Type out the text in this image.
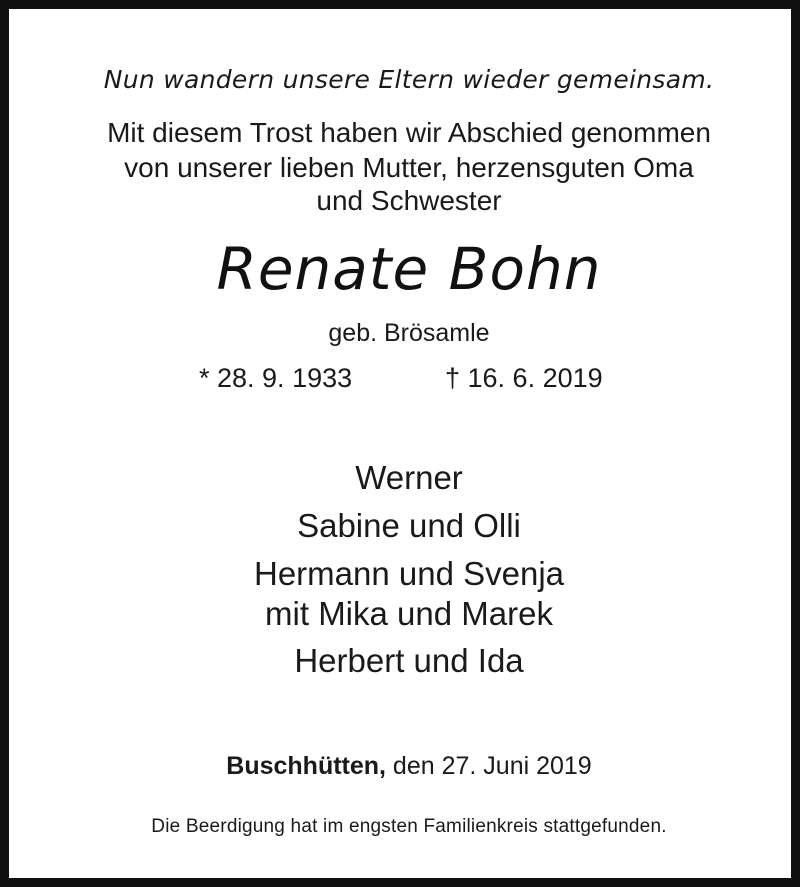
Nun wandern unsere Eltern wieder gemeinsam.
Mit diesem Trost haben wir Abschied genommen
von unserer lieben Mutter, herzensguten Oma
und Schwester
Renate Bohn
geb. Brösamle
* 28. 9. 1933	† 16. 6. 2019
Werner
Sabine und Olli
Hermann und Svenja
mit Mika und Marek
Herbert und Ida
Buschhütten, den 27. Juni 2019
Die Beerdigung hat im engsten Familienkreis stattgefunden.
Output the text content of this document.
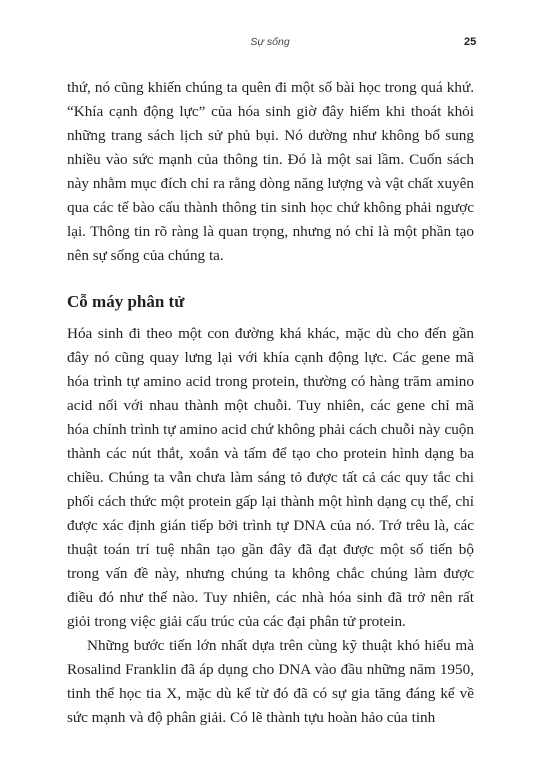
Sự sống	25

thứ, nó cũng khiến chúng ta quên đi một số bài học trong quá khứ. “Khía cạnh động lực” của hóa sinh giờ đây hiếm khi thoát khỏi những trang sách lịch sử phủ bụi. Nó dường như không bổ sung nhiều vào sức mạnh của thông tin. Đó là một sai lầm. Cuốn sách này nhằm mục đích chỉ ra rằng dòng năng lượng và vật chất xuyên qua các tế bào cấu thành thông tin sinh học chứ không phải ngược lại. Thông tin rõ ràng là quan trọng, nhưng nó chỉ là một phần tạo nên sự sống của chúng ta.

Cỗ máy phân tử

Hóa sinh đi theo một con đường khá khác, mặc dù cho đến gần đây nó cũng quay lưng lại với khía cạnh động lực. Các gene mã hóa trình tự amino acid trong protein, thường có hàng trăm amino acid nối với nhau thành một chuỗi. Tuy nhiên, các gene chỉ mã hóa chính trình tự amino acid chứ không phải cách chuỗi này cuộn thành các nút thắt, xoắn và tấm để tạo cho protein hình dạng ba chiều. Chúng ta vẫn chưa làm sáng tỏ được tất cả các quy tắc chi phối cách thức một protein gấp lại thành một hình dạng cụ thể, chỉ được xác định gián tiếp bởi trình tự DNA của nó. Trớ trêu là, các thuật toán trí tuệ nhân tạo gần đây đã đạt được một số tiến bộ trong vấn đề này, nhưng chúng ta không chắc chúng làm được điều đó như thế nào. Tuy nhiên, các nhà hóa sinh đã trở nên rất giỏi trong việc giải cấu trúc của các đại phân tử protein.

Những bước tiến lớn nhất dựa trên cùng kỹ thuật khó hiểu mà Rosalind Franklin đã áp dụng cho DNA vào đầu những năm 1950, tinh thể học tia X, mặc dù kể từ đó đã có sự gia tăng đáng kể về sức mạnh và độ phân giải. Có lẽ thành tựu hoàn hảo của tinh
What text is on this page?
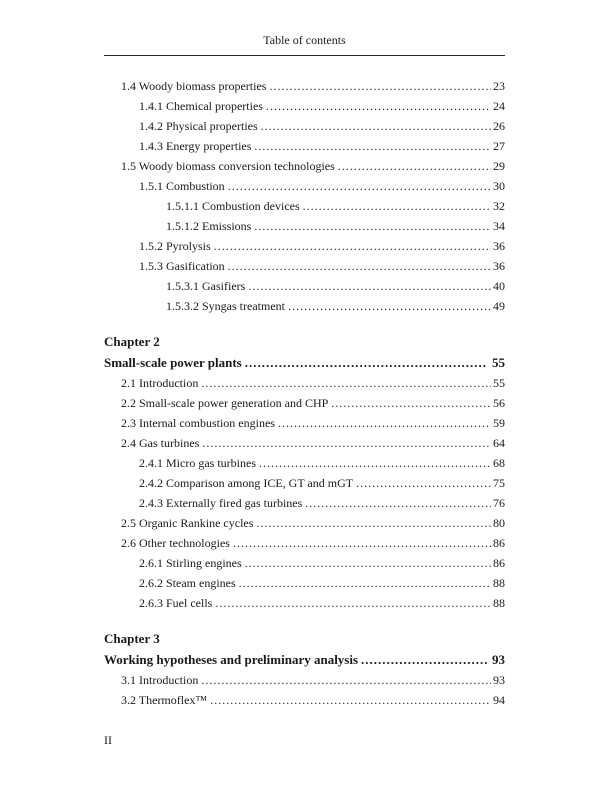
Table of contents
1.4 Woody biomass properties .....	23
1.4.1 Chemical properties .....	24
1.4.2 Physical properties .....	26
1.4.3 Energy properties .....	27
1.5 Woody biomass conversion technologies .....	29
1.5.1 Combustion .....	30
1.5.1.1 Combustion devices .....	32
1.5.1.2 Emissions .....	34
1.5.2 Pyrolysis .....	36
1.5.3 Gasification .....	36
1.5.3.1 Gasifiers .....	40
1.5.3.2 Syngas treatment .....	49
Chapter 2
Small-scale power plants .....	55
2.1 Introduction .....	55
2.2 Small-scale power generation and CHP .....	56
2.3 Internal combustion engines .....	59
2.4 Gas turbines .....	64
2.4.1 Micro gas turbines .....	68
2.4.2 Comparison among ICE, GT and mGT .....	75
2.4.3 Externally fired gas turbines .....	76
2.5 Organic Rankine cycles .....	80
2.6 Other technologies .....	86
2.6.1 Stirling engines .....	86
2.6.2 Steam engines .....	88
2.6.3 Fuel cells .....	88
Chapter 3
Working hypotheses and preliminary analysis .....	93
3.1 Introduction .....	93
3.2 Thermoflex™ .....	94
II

══════

YOUR GOAL: Please reproduce the records above exactly, leaving out every picture.

WRITTEN SOLUTION:
Type out the text in this image.
Nun wandern unsere Eltern wieder gemeinsam.
Mit diesem Trost haben wir Abschied genommen
von unserer lieben Mutter, herzensguten Oma
und Schwester
Renate Bohn
geb. Brösamle
* 28. 9. 1933	† 16. 6. 2019
Werner
Sabine und Olli
Hermann und Svenja
mit Mika und Marek
Herbert und Ida
Buschhütten, den 27. Juni 2019
Die Beerdigung hat im engsten Familienkreis stattgefunden.
Output the text content of this document.
Sự sống	25

thứ, nó cũng khiến chúng ta quên đi một số bài học trong quá khứ. “Khía cạnh động lực” của hóa sinh giờ đây hiếm khi thoát khỏi những trang sách lịch sử phủ bụi. Nó dường như không bổ sung nhiều vào sức mạnh của thông tin. Đó là một sai lầm. Cuốn sách này nhằm mục đích chỉ ra rằng dòng năng lượng và vật chất xuyên qua các tế bào cấu thành thông tin sinh học chứ không phải ngược lại. Thông tin rõ ràng là quan trọng, nhưng nó chỉ là một phần tạo nên sự sống của chúng ta.

Cỗ máy phân tử

Hóa sinh đi theo một con đường khá khác, mặc dù cho đến gần đây nó cũng quay lưng lại với khía cạnh động lực. Các gene mã hóa trình tự amino acid trong protein, thường có hàng trăm amino acid nối với nhau thành một chuỗi. Tuy nhiên, các gene chỉ mã hóa chính trình tự amino acid chứ không phải cách chuỗi này cuộn thành các nút thắt, xoắn và tấm để tạo cho protein hình dạng ba chiều. Chúng ta vẫn chưa làm sáng tỏ được tất cả các quy tắc chi phối cách thức một protein gấp lại thành một hình dạng cụ thể, chỉ được xác định gián tiếp bởi trình tự DNA của nó. Trớ trêu là, các thuật toán trí tuệ nhân tạo gần đây đã đạt được một số tiến bộ trong vấn đề này, nhưng chúng ta không chắc chúng làm được điều đó như thế nào. Tuy nhiên, các nhà hóa sinh đã trở nên rất giỏi trong việc giải cấu trúc của các đại phân tử protein.

Những bước tiến lớn nhất dựa trên cùng kỹ thuật khó hiểu mà Rosalind Franklin đã áp dụng cho DNA vào đầu những năm 1950, tinh thể học tia X, mặc dù kể từ đó đã có sự gia tăng đáng kể về sức mạnh và độ phân giải. Có lẽ thành tựu hoàn hảo của tinh
What text is on this page?
Table of contents
1.4 Woody biomass properties .....	23
1.4.1 Chemical properties .....	24
1.4.2 Physical properties .....	26
1.4.3 Energy properties .....	27
1.5 Woody biomass conversion technologies .....	29
1.5.1 Combustion .....	30
1.5.1.1 Combustion devices .....	32
1.5.1.2 Emissions .....	34
1.5.2 Pyrolysis .....	36
1.5.3 Gasification .....	36
1.5.3.1 Gasifiers .....	40
1.5.3.2 Syngas treatment .....	49
Chapter 2
Small-scale power plants .....	55
2.1 Introduction .....	55
2.2 Small-scale power generation and CHP .....	56
2.3 Internal combustion engines .....	59
2.4 Gas turbines .....	64
2.4.1 Micro gas turbines .....	68
2.4.2 Comparison among ICE, GT and mGT .....	75
2.4.3 Externally fired gas turbines .....	76
2.5 Organic Rankine cycles .....	80
2.6 Other technologies .....	86
2.6.1 Stirling engines .....	86
2.6.2 Steam engines .....	88
2.6.3 Fuel cells .....	88
Chapter 3
Working hypotheses and preliminary analysis .....	93
3.1 Introduction .....	93
3.2 Thermoflex™ .....	94
II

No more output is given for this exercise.